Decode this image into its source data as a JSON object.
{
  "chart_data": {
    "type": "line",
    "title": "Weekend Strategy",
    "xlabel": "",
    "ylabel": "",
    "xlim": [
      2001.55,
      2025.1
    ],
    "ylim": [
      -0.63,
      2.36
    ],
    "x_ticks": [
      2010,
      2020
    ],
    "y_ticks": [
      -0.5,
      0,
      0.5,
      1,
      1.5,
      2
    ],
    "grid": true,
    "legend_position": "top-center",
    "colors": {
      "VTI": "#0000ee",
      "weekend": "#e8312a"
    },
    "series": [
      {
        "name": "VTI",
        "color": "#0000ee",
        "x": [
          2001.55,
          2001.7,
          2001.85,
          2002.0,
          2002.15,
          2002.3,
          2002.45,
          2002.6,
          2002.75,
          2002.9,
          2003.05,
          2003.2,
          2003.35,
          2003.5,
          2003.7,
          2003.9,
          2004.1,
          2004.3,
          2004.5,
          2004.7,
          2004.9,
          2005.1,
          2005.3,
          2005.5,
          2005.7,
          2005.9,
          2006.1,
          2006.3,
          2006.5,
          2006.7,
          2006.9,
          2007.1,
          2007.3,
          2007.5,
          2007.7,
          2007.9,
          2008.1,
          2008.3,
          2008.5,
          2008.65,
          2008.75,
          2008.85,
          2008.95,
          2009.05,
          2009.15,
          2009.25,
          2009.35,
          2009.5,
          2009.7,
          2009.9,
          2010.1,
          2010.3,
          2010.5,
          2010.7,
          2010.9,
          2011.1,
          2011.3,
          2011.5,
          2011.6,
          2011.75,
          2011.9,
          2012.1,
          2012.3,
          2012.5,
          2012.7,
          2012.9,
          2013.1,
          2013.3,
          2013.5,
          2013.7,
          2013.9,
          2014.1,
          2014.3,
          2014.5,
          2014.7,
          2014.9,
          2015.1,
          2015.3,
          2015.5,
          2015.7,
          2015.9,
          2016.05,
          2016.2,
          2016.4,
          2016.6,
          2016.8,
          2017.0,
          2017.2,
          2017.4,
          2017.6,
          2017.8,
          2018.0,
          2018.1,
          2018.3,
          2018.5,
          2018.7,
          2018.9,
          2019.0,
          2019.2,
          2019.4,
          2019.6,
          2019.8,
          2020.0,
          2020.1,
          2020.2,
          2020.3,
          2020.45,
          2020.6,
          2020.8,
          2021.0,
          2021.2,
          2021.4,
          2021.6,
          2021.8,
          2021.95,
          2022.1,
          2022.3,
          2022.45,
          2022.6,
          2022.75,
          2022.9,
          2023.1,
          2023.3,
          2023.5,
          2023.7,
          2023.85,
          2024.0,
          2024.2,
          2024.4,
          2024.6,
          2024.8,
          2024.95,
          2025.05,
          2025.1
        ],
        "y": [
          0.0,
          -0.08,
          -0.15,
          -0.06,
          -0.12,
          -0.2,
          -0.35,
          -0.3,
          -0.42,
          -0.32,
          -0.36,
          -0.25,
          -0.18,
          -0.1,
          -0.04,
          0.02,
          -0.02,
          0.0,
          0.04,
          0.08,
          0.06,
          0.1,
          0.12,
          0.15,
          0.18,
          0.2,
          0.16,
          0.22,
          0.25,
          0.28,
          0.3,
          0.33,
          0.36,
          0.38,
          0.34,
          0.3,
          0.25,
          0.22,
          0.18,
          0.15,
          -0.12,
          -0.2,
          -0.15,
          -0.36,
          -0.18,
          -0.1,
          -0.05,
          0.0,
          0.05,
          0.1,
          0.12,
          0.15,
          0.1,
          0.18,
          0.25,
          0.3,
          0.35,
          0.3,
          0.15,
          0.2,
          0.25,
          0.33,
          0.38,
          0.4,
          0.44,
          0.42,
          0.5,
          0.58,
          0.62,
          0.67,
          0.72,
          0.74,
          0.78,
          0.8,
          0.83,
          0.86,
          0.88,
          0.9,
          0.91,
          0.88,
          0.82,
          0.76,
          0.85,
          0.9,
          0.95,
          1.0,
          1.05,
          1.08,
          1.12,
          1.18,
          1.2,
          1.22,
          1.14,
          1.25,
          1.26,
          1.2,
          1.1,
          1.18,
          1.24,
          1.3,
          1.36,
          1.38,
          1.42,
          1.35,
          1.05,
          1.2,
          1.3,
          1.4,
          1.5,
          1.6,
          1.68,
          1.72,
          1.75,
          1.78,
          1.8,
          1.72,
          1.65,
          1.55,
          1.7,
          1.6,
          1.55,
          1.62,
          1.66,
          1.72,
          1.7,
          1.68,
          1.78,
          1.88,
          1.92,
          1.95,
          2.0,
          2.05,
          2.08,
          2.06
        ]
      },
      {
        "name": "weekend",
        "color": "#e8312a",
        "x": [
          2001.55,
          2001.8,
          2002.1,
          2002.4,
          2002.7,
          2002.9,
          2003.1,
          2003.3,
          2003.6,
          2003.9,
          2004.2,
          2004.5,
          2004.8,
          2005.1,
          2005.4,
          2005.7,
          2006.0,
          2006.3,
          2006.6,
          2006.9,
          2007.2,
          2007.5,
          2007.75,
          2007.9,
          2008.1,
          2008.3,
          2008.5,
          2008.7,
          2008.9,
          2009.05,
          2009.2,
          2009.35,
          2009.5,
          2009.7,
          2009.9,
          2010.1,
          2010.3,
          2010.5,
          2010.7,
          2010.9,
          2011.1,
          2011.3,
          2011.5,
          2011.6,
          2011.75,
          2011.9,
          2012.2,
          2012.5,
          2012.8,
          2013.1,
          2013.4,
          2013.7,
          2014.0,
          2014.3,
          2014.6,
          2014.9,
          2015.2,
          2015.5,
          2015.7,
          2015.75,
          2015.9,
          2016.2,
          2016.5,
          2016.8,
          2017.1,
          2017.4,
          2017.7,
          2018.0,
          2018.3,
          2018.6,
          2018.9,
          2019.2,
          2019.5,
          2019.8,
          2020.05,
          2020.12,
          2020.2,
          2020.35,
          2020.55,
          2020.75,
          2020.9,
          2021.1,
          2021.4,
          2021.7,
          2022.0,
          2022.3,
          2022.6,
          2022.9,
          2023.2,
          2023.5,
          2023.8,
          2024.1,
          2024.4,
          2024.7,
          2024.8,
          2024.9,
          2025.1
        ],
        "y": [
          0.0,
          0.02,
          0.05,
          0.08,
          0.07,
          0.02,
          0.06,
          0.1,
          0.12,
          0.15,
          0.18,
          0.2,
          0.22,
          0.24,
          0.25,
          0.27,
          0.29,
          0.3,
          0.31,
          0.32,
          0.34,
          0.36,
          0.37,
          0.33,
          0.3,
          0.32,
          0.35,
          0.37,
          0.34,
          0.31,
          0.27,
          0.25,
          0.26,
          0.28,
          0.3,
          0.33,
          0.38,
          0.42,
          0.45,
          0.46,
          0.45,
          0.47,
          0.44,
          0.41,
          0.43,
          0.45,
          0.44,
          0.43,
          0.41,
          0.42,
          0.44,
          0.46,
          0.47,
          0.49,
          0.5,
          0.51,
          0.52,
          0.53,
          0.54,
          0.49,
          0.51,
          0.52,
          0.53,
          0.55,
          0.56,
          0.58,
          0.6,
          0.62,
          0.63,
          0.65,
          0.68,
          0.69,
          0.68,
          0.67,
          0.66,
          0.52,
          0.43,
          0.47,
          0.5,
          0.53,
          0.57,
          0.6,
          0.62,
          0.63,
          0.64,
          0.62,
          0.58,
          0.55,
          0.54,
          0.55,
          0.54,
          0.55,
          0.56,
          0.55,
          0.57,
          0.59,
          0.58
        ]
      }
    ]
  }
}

• [Task to carry out]:
Everything in the listing above should be restated exactly.

• [Problem solution]:
Decode this image into its source data as a JSON object.
{
  "chart_data": {
    "type": "line",
    "title": "Weekend Strategy",
    "xlabel": "",
    "ylabel": "",
    "xlim": [
      2001.55,
      2025.1
    ],
    "ylim": [
      -0.63,
      2.36
    ],
    "x_ticks": [
      2010,
      2020
    ],
    "y_ticks": [
      -0.5,
      0,
      0.5,
      1,
      1.5,
      2
    ],
    "grid": true,
    "legend_position": "top-center",
    "colors": {
      "VTI": "#0000ee",
      "weekend": "#e8312a"
    },
    "series": [
      {
        "name": "VTI",
        "color": "#0000ee",
        "x": [
          2001.55,
          2001.7,
          2001.85,
          2002.0,
          2002.15,
          2002.3,
          2002.45,
          2002.6,
          2002.75,
          2002.9,
          2003.05,
          2003.2,
          2003.35,
          2003.5,
          2003.7,
          2003.9,
          2004.1,
          2004.3,
          2004.5,
          2004.7,
          2004.9,
          2005.1,
          2005.3,
          2005.5,
          2005.7,
          2005.9,
          2006.1,
          2006.3,
          2006.5,
          2006.7,
          2006.9,
          2007.1,
          2007.3,
          2007.5,
          2007.7,
          2007.9,
          2008.1,
          2008.3,
          2008.5,
          2008.65,
          2008.75,
          2008.85,
          2008.95,
          2009.05,
          2009.15,
          2009.25,
          2009.35,
          2009.5,
          2009.7,
          2009.9,
          2010.1,
          2010.3,
          2010.5,
          2010.7,
          2010.9,
          2011.1,
          2011.3,
          2011.5,
          2011.6,
          2011.75,
          2011.9,
          2012.1,
          2012.3,
          2012.5,
          2012.7,
          2012.9,
          2013.1,
          2013.3,
          2013.5,
          2013.7,
          2013.9,
          2014.1,
          2014.3,
          2014.5,
          2014.7,
          2014.9,
          2015.1,
          2015.3,
          2015.5,
          2015.7,
          2015.9,
          2016.05,
          2016.2,
          2016.4,
          2016.6,
          2016.8,
          2017.0,
          2017.2,
          2017.4,
          2017.6,
          2017.8,
          2018.0,
          2018.1,
          2018.3,
          2018.5,
          2018.7,
          2018.9,
          2019.0,
          2019.2,
          2019.4,
          2019.6,
          2019.8,
          2020.0,
          2020.1,
          2020.2,
          2020.3,
          2020.45,
          2020.6,
          2020.8,
          2021.0,
          2021.2,
          2021.4,
          2021.6,
          2021.8,
          2021.95,
          2022.1,
          2022.3,
          2022.45,
          2022.6,
          2022.75,
          2022.9,
          2023.1,
          2023.3,
          2023.5,
          2023.7,
          2023.85,
          2024.0,
          2024.2,
          2024.4,
          2024.6,
          2024.8,
          2024.95,
          2025.05,
          2025.1
        ],
        "y": [
          0.0,
          -0.08,
          -0.15,
          -0.06,
          -0.12,
          -0.2,
          -0.35,
          -0.3,
          -0.42,
          -0.32,
          -0.36,
          -0.25,
          -0.18,
          -0.1,
          -0.04,
          0.02,
          -0.02,
          0.0,
          0.04,
          0.08,
          0.06,
          0.1,
          0.12,
          0.15,
          0.18,
          0.2,
          0.16,
          0.22,
          0.25,
          0.28,
          0.3,
          0.33,
          0.36,
          0.38,
          0.34,
          0.3,
          0.25,
          0.22,
          0.18,
          0.15,
          -0.12,
          -0.2,
          -0.15,
          -0.36,
          -0.18,
          -0.1,
          -0.05,
          0.0,
          0.05,
          0.1,
          0.12,
          0.15,
          0.1,
          0.18,
          0.25,
          0.3,
          0.35,
          0.3,
          0.15,
          0.2,
          0.25,
          0.33,
          0.38,
          0.4,
          0.44,
          0.42,
          0.5,
          0.58,
          0.62,
          0.67,
          0.72,
          0.74,
          0.78,
          0.8,
          0.83,
          0.86,
          0.88,
          0.9,
          0.91,
          0.88,
          0.82,
          0.76,
          0.85,
          0.9,
          0.95,
          1.0,
          1.05,
          1.08,
          1.12,
          1.18,
          1.2,
          1.22,
          1.14,
          1.25,
          1.26,
          1.2,
          1.1,
          1.18,
          1.24,
          1.3,
          1.36,
          1.38,
          1.42,
          1.35,
          1.05,
          1.2,
          1.3,
          1.4,
          1.5,
          1.6,
          1.68,
          1.72,
          1.75,
          1.78,
          1.8,
          1.72,
          1.65,
          1.55,
          1.7,
          1.6,
          1.55,
          1.62,
          1.66,
          1.72,
          1.7,
          1.68,
          1.78,
          1.88,
          1.92,
          1.95,
          2.0,
          2.05,
          2.08,
          2.06
        ]
      },
      {
        "name": "weekend",
        "color": "#e8312a",
        "x": [
          2001.55,
          2001.8,
          2002.1,
          2002.4,
          2002.7,
          2002.9,
          2003.1,
          2003.3,
          2003.6,
          2003.9,
          2004.2,
          2004.5,
          2004.8,
          2005.1,
          2005.4,
          2005.7,
          2006.0,
          2006.3,
          2006.6,
          2006.9,
          2007.2,
          2007.5,
          2007.75,
          2007.9,
          2008.1,
          2008.3,
          2008.5,
          2008.7,
          2008.9,
          2009.05,
          2009.2,
          2009.35,
          2009.5,
          2009.7,
          2009.9,
          2010.1,
          2010.3,
          2010.5,
          2010.7,
          2010.9,
          2011.1,
          2011.3,
          2011.5,
          2011.6,
          2011.75,
          2011.9,
          2012.2,
          2012.5,
          2012.8,
          2013.1,
          2013.4,
          2013.7,
          2014.0,
          2014.3,
          2014.6,
          2014.9,
          2015.2,
          2015.5,
          2015.7,
          2015.75,
          2015.9,
          2016.2,
          2016.5,
          2016.8,
          2017.1,
          2017.4,
          2017.7,
          2018.0,
          2018.3,
          2018.6,
          2018.9,
          2019.2,
          2019.5,
          2019.8,
          2020.05,
          2020.12,
          2020.2,
          2020.35,
          2020.55,
          2020.75,
          2020.9,
          2021.1,
          2021.4,
          2021.7,
          2022.0,
          2022.3,
          2022.6,
          2022.9,
          2023.2,
          2023.5,
          2023.8,
          2024.1,
          2024.4,
          2024.7,
          2024.8,
          2024.9,
          2025.1
        ],
        "y": [
          0.0,
          0.02,
          0.05,
          0.08,
          0.07,
          0.02,
          0.06,
          0.1,
          0.12,
          0.15,
          0.18,
          0.2,
          0.22,
          0.24,
          0.25,
          0.27,
          0.29,
          0.3,
          0.31,
          0.32,
          0.34,
          0.36,
          0.37,
          0.33,
          0.3,
          0.32,
          0.35,
          0.37,
          0.34,
          0.31,
          0.27,
          0.25,
          0.26,
          0.28,
          0.3,
          0.33,
          0.38,
          0.42,
          0.45,
          0.46,
          0.45,
          0.47,
          0.44,
          0.41,
          0.43,
          0.45,
          0.44,
          0.43,
          0.41,
          0.42,
          0.44,
          0.46,
          0.47,
          0.49,
          0.5,
          0.51,
          0.52,
          0.53,
          0.54,
          0.49,
          0.51,
          0.52,
          0.53,
          0.55,
          0.56,
          0.58,
          0.6,
          0.62,
          0.63,
          0.65,
          0.68,
          0.69,
          0.68,
          0.67,
          0.66,
          0.52,
          0.43,
          0.47,
          0.5,
          0.53,
          0.57,
          0.6,
          0.62,
          0.63,
          0.64,
          0.62,
          0.58,
          0.55,
          0.54,
          0.55,
          0.54,
          0.55,
          0.56,
          0.55,
          0.57,
          0.59,
          0.58
        ]
      }
    ]
  }
}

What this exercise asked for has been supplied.